--- START ---
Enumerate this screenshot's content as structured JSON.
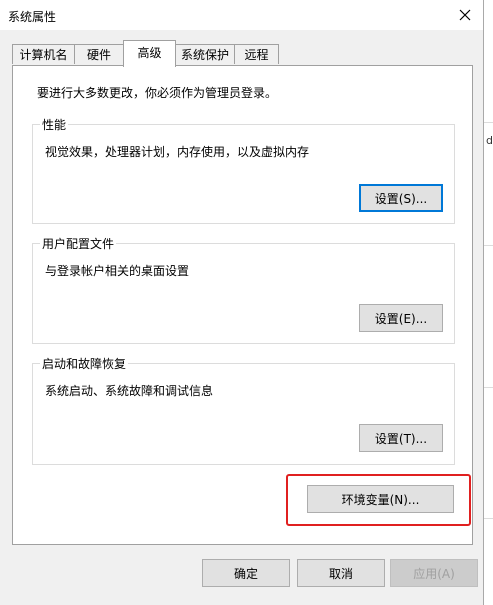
{
  "window": {
    "title": "系统属性",
    "close_icon": "close-icon"
  },
  "tabs": [
    {
      "label": "计算机名"
    },
    {
      "label": "硬件"
    },
    {
      "label": "高级",
      "active": true
    },
    {
      "label": "系统保护"
    },
    {
      "label": "远程"
    }
  ],
  "advanced": {
    "intro": "要进行大多数更改，你必须作为管理员登录。",
    "performance": {
      "title": "性能",
      "description": "视觉效果，处理器计划，内存使用，以及虚拟内存",
      "button": "设置(S)..."
    },
    "user_profiles": {
      "title": "用户配置文件",
      "description": "与登录帐户相关的桌面设置",
      "button": "设置(E)..."
    },
    "startup_recovery": {
      "title": "启动和故障恢复",
      "description": "系统启动、系统故障和调试信息",
      "button": "设置(T)..."
    },
    "env_button": "环境变量(N)..."
  },
  "footer": {
    "ok": "确定",
    "cancel": "取消",
    "apply": "应用(A)"
  },
  "background_fragment": "d",
  "colors": {
    "highlight": "#e02020",
    "focus": "#0078d7"
  }
}
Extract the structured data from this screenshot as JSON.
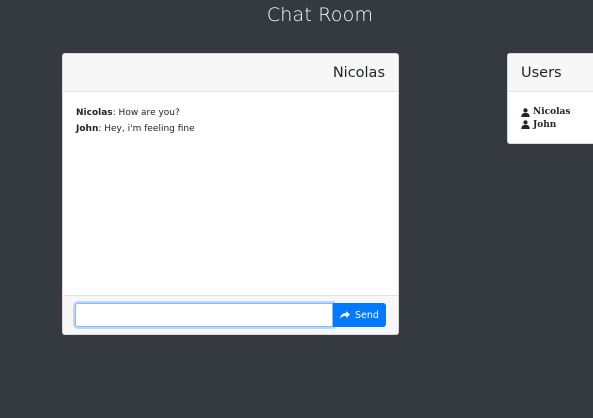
{
  "page": {
    "title": "Chat Room"
  },
  "chat": {
    "header_name": "Nicolas",
    "messages": [
      {
        "name": "Nicolas",
        "text": ": How are you?"
      },
      {
        "name": "John",
        "text": ": Hey, i'm feeling fine"
      }
    ],
    "input_value": "",
    "send_label": "Send",
    "send_icon": "share-icon"
  },
  "users": {
    "header": "Users",
    "list": [
      {
        "name": "Nicolas",
        "icon": "user-icon"
      },
      {
        "name": "John",
        "icon": "user-icon"
      }
    ]
  },
  "colors": {
    "background": "#343a40",
    "primary": "#007bff",
    "card_header": "#f7f7f7"
  }
}
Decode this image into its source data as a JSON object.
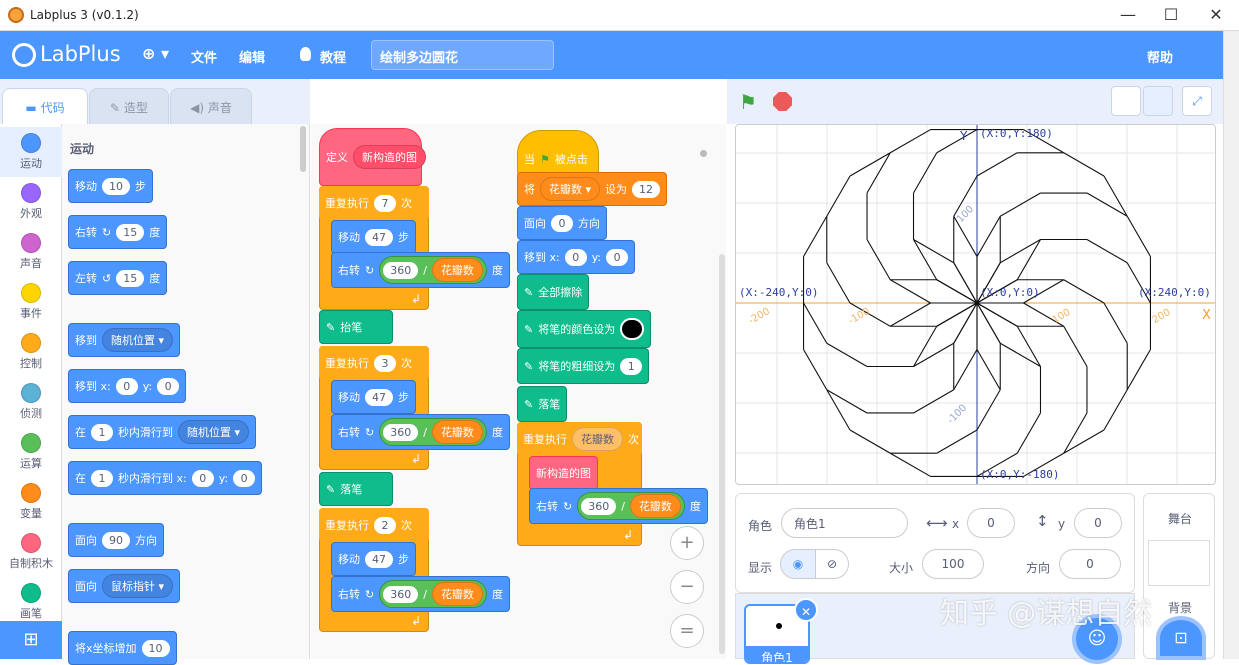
{
  "window": {
    "title": "Labplus 3 (v0.1.2)",
    "minimize": "—",
    "maximize": "☐",
    "close": "✕"
  },
  "menu": {
    "logo": "LabPlus",
    "globe": "⊕ ▾",
    "file": "文件",
    "edit": "编辑",
    "tutorial": "教程",
    "project_title": "绘制多边圆花",
    "help": "帮助"
  },
  "tabs": {
    "code": "代码",
    "costume": "造型",
    "sound": "声音"
  },
  "categories": [
    {
      "label": "运动",
      "color": "#4c97ff"
    },
    {
      "label": "外观",
      "color": "#9966ff"
    },
    {
      "label": "声音",
      "color": "#cf63cf"
    },
    {
      "label": "事件",
      "color": "#ffd500"
    },
    {
      "label": "控制",
      "color": "#ffab19"
    },
    {
      "label": "侦测",
      "color": "#5cb1d6"
    },
    {
      "label": "运算",
      "color": "#59c059"
    },
    {
      "label": "变量",
      "color": "#ff8c1a"
    },
    {
      "label": "自制积木",
      "color": "#ff6680"
    },
    {
      "label": "画笔",
      "color": "#0fbd8c"
    }
  ],
  "palette": {
    "heading": "运动",
    "move": {
      "a": "移动",
      "v": "10",
      "b": "步"
    },
    "turn_right": {
      "a": "右转",
      "v": "15",
      "b": "度"
    },
    "turn_left": {
      "a": "左转",
      "v": "15",
      "b": "度"
    },
    "goto": {
      "a": "移到",
      "d": "随机位置 ▾"
    },
    "goto_xy": {
      "a": "移到 x:",
      "x": "0",
      "y_lbl": "y:",
      "y": "0"
    },
    "glide": {
      "a": "在",
      "v": "1",
      "b": "秒内滑行到",
      "d": "随机位置 ▾"
    },
    "glide_xy": {
      "a": "在",
      "v": "1",
      "b": "秒内滑行到 x:",
      "x": "0",
      "y_lbl": "y:",
      "y": "0"
    },
    "point_dir": {
      "a": "面向",
      "v": "90",
      "b": "方向"
    },
    "point_toward": {
      "a": "面向",
      "d": "鼠标指针 ▾"
    },
    "change_x": {
      "a": "将x坐标增加",
      "v": "10"
    }
  },
  "script1": {
    "define": "定义",
    "define_name": "新构造的图",
    "repeat": "重复执行",
    "times": "次",
    "r1": "7",
    "r2": "3",
    "r3": "2",
    "move": "移动",
    "steps": "步",
    "move_v": "47",
    "turn": "右转",
    "deg": "度",
    "v360": "360",
    "div": "/",
    "var": "花瓣数",
    "pen_up": "抬笔",
    "pen_down": "落笔"
  },
  "script2": {
    "hat": "当",
    "hat2": "被点击",
    "set": "将",
    "set_var": "花瓣数 ▾",
    "set_to": "设为",
    "set_v": "12",
    "face": "面向",
    "face_v": "0",
    "face_b": "方向",
    "goto": "移到 x:",
    "gx": "0",
    "gy_lbl": "y:",
    "gy": "0",
    "clear": "全部擦除",
    "pen_color": "将笔的颜色设为",
    "pen_size": "将笔的粗细设为",
    "pen_size_v": "1",
    "pen_down": "落笔",
    "repeat": "重复执行",
    "repeat_var": "花瓣数",
    "times": "次",
    "call": "新构造的图",
    "turn": "右转",
    "v360": "360",
    "div": "/",
    "var": "花瓣数",
    "deg": "度"
  },
  "zoom": {
    "in": "+",
    "out": "−",
    "reset": "="
  },
  "stage": {
    "y_axis": "Y",
    "x_axis": "X",
    "top": "(X:0,Y:180)",
    "bottom": "(X:0,Y:-180)",
    "left": "(X:-240,Y:0)",
    "right": "(X:240,Y:0)",
    "center": "(X:0,Y:0)",
    "ticks": [
      "-200",
      "-100",
      "100",
      "200"
    ],
    "yticks": [
      "100",
      "-100"
    ]
  },
  "sprite": {
    "label": "角色",
    "name": "角色1",
    "x_lbl": "x",
    "x": "0",
    "y_lbl": "y",
    "y": "0",
    "show": "显示",
    "size_lbl": "大小",
    "size": "100",
    "dir_lbl": "方向",
    "dir": "0",
    "thumb_name": "角色1"
  },
  "stage_panel": {
    "label": "舞台",
    "backdrop": "背景"
  },
  "watermark": "知乎 @谋想自然"
}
--- END ---
> _YOUR TASK_: Transcribe the full listing above exactly, with the images removed.

> _ANSWER_:
Enumerate this screenshot's content as structured JSON.
{
  "window": {
    "title": "系统属性",
    "close_icon": "close-icon"
  },
  "tabs": [
    {
      "label": "计算机名"
    },
    {
      "label": "硬件"
    },
    {
      "label": "高级",
      "active": true
    },
    {
      "label": "系统保护"
    },
    {
      "label": "远程"
    }
  ],
  "advanced": {
    "intro": "要进行大多数更改，你必须作为管理员登录。",
    "performance": {
      "title": "性能",
      "description": "视觉效果，处理器计划，内存使用，以及虚拟内存",
      "button": "设置(S)..."
    },
    "user_profiles": {
      "title": "用户配置文件",
      "description": "与登录帐户相关的桌面设置",
      "button": "设置(E)..."
    },
    "startup_recovery": {
      "title": "启动和故障恢复",
      "description": "系统启动、系统故障和调试信息",
      "button": "设置(T)..."
    },
    "env_button": "环境变量(N)..."
  },
  "footer": {
    "ok": "确定",
    "cancel": "取消",
    "apply": "应用(A)"
  },
  "background_fragment": "d",
  "colors": {
    "highlight": "#e02020",
    "focus": "#0078d7"
  }
}
Extract the structured data from this screenshot as JSON.
{
  "page": {
    "title": "Chat Room"
  },
  "chat": {
    "header_name": "Nicolas",
    "messages": [
      {
        "name": "Nicolas",
        "text": ": How are you?"
      },
      {
        "name": "John",
        "text": ": Hey, i'm feeling fine"
      }
    ],
    "input_value": "",
    "send_label": "Send",
    "send_icon": "share-icon"
  },
  "users": {
    "header": "Users",
    "list": [
      {
        "name": "Nicolas",
        "icon": "user-icon"
      },
      {
        "name": "John",
        "icon": "user-icon"
      }
    ]
  },
  "colors": {
    "background": "#343a40",
    "primary": "#007bff",
    "card_header": "#f7f7f7"
  }
}
Decode this image into its source data as a JSON object.
{
  "window": {
    "title": "Labplus 3 (v0.1.2)",
    "minimize": "—",
    "maximize": "☐",
    "close": "✕"
  },
  "menu": {
    "logo": "LabPlus",
    "globe": "⊕ ▾",
    "file": "文件",
    "edit": "编辑",
    "tutorial": "教程",
    "project_title": "绘制多边圆花",
    "help": "帮助"
  },
  "tabs": {
    "code": "代码",
    "costume": "造型",
    "sound": "声音"
  },
  "categories": [
    {
      "label": "运动",
      "color": "#4c97ff"
    },
    {
      "label": "外观",
      "color": "#9966ff"
    },
    {
      "label": "声音",
      "color": "#cf63cf"
    },
    {
      "label": "事件",
      "color": "#ffd500"
    },
    {
      "label": "控制",
      "color": "#ffab19"
    },
    {
      "label": "侦测",
      "color": "#5cb1d6"
    },
    {
      "label": "运算",
      "color": "#59c059"
    },
    {
      "label": "变量",
      "color": "#ff8c1a"
    },
    {
      "label": "自制积木",
      "color": "#ff6680"
    },
    {
      "label": "画笔",
      "color": "#0fbd8c"
    }
  ],
  "palette": {
    "heading": "运动",
    "move": {
      "a": "移动",
      "v": "10",
      "b": "步"
    },
    "turn_right": {
      "a": "右转",
      "v": "15",
      "b": "度"
    },
    "turn_left": {
      "a": "左转",
      "v": "15",
      "b": "度"
    },
    "goto": {
      "a": "移到",
      "d": "随机位置 ▾"
    },
    "goto_xy": {
      "a": "移到 x:",
      "x": "0",
      "y_lbl": "y:",
      "y": "0"
    },
    "glide": {
      "a": "在",
      "v": "1",
      "b": "秒内滑行到",
      "d": "随机位置 ▾"
    },
    "glide_xy": {
      "a": "在",
      "v": "1",
      "b": "秒内滑行到 x:",
      "x": "0",
      "y_lbl": "y:",
      "y": "0"
    },
    "point_dir": {
      "a": "面向",
      "v": "90",
      "b": "方向"
    },
    "point_toward": {
      "a": "面向",
      "d": "鼠标指针 ▾"
    },
    "change_x": {
      "a": "将x坐标增加",
      "v": "10"
    }
  },
  "script1": {
    "define": "定义",
    "define_name": "新构造的图",
    "repeat": "重复执行",
    "times": "次",
    "r1": "7",
    "r2": "3",
    "r3": "2",
    "move": "移动",
    "steps": "步",
    "move_v": "47",
    "turn": "右转",
    "deg": "度",
    "v360": "360",
    "div": "/",
    "var": "花瓣数",
    "pen_up": "抬笔",
    "pen_down": "落笔"
  },
  "script2": {
    "hat": "当",
    "hat2": "被点击",
    "set": "将",
    "set_var": "花瓣数 ▾",
    "set_to": "设为",
    "set_v": "12",
    "face": "面向",
    "face_v": "0",
    "face_b": "方向",
    "goto": "移到 x:",
    "gx": "0",
    "gy_lbl": "y:",
    "gy": "0",
    "clear": "全部擦除",
    "pen_color": "将笔的颜色设为",
    "pen_size": "将笔的粗细设为",
    "pen_size_v": "1",
    "pen_down": "落笔",
    "repeat": "重复执行",
    "repeat_var": "花瓣数",
    "times": "次",
    "call": "新构造的图",
    "turn": "右转",
    "v360": "360",
    "div": "/",
    "var": "花瓣数",
    "deg": "度"
  },
  "zoom": {
    "in": "+",
    "out": "−",
    "reset": "="
  },
  "stage": {
    "y_axis": "Y",
    "x_axis": "X",
    "top": "(X:0,Y:180)",
    "bottom": "(X:0,Y:-180)",
    "left": "(X:-240,Y:0)",
    "right": "(X:240,Y:0)",
    "center": "(X:0,Y:0)",
    "ticks": [
      "-200",
      "-100",
      "100",
      "200"
    ],
    "yticks": [
      "100",
      "-100"
    ]
  },
  "sprite": {
    "label": "角色",
    "name": "角色1",
    "x_lbl": "x",
    "x": "0",
    "y_lbl": "y",
    "y": "0",
    "show": "显示",
    "size_lbl": "大小",
    "size": "100",
    "dir_lbl": "方向",
    "dir": "0",
    "thumb_name": "角色1"
  },
  "stage_panel": {
    "label": "舞台",
    "backdrop": "背景"
  },
  "watermark": "知乎 @谋想自然"
}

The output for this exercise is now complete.